TASK GOAL: Locate all lines with the word "meta" and copy them out.
--------------------------------
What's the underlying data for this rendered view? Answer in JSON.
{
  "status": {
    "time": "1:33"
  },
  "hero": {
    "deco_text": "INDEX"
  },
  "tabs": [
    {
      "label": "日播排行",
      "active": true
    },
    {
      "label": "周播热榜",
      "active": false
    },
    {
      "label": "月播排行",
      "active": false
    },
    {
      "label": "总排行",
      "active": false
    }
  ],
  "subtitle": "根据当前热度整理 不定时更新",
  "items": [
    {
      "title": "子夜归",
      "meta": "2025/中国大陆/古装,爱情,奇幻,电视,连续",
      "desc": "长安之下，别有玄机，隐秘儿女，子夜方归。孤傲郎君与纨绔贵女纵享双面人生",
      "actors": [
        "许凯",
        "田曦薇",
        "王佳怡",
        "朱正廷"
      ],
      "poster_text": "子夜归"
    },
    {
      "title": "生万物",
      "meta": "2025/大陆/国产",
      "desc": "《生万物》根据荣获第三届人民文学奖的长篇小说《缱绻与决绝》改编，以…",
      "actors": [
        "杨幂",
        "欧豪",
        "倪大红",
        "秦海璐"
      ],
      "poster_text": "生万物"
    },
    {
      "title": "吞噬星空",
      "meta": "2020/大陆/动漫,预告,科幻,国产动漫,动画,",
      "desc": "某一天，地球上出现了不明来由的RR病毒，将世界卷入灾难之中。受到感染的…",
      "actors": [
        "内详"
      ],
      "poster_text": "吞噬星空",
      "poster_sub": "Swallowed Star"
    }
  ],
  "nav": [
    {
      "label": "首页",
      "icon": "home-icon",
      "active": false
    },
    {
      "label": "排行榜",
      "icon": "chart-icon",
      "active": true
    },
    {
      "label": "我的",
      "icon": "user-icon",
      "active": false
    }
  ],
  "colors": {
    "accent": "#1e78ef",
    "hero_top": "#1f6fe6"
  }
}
--------------------------------
RESPONSE TO THIS TASK:
      "meta": "2025/中国大陆/古装,爱情,奇幻,电视,连续",
      "meta": "2025/大陆/国产",
      "meta": "2020/大陆/动漫,预告,科幻,国产动漫,动画,",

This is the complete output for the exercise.